(Extracted records)

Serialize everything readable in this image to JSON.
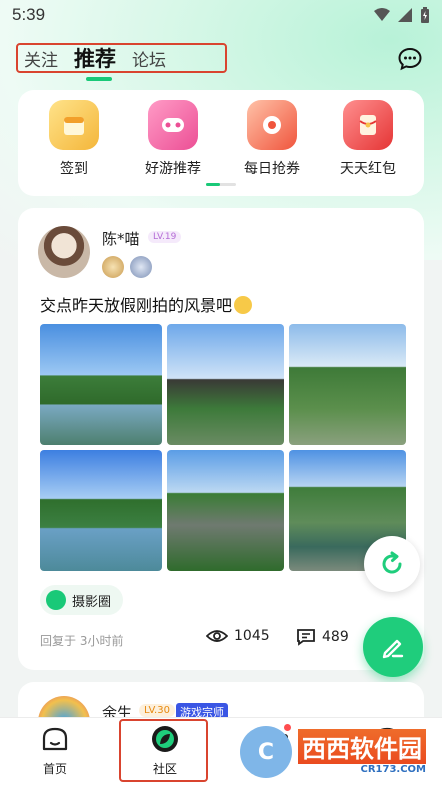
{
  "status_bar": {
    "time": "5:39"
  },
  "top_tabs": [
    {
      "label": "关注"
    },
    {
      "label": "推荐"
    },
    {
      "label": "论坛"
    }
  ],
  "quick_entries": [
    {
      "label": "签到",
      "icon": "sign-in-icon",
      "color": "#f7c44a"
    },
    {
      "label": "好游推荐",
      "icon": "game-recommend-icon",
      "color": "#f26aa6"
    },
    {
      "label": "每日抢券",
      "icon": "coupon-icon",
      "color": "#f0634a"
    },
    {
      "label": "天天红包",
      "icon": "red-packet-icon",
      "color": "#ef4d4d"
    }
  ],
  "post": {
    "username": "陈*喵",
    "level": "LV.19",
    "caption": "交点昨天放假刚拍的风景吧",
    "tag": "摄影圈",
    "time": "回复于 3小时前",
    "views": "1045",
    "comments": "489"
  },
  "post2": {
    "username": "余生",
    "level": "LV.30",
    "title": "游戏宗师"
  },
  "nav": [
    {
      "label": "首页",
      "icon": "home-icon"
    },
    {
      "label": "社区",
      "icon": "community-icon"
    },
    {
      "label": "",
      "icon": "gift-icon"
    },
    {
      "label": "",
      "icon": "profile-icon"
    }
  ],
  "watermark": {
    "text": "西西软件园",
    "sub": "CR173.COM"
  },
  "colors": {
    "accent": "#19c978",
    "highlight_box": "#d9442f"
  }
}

---

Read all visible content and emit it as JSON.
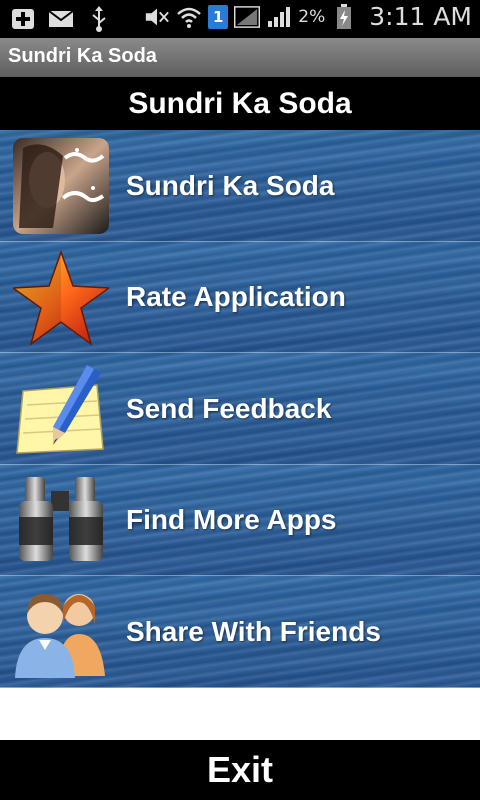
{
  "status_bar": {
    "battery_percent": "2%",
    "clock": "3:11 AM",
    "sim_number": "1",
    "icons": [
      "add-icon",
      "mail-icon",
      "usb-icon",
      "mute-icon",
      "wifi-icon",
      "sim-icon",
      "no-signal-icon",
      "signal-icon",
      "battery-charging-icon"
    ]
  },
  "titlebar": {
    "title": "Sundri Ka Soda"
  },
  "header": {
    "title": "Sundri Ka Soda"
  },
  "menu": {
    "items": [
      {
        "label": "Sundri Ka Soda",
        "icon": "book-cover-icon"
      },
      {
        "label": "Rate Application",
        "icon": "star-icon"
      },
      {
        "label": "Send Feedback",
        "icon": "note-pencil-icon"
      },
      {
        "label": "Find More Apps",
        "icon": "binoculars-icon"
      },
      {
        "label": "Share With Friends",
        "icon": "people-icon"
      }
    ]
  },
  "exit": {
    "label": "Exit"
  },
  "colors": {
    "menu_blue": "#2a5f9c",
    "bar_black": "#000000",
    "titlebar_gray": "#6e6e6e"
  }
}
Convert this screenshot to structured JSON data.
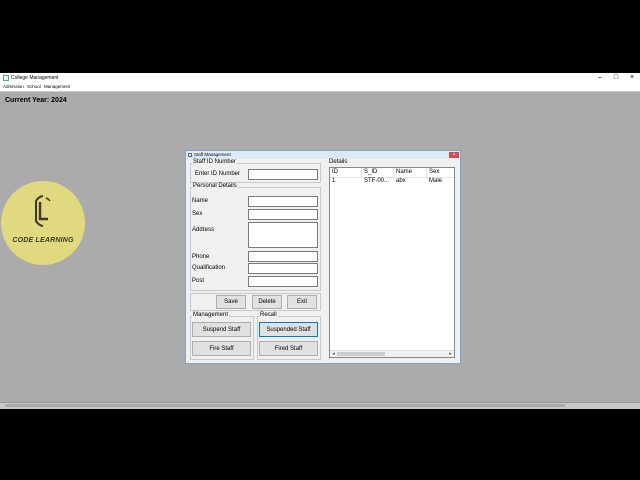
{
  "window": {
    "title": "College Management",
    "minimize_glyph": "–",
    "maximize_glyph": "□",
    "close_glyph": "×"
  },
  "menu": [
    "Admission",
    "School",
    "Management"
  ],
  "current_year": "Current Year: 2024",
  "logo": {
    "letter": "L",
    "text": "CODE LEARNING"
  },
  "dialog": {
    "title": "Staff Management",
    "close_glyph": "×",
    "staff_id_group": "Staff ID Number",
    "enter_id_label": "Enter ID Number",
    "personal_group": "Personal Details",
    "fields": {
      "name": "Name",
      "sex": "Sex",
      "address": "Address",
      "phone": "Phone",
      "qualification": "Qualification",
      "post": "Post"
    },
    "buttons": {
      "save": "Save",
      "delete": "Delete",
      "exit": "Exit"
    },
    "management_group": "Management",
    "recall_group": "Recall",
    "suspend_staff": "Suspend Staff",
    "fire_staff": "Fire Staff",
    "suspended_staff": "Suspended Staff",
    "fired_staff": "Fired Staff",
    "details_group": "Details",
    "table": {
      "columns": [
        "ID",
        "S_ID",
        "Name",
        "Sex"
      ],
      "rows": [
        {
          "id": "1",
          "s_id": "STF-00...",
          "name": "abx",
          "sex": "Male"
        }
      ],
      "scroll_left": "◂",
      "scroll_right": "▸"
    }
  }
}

EXERCISE INSTRUCTIONS:
Go through the records above, find every line with the word "Details", and list those lines.

COMPLETE ANSWER:
    "personal_group": "Personal Details",
    "details_group": "Details",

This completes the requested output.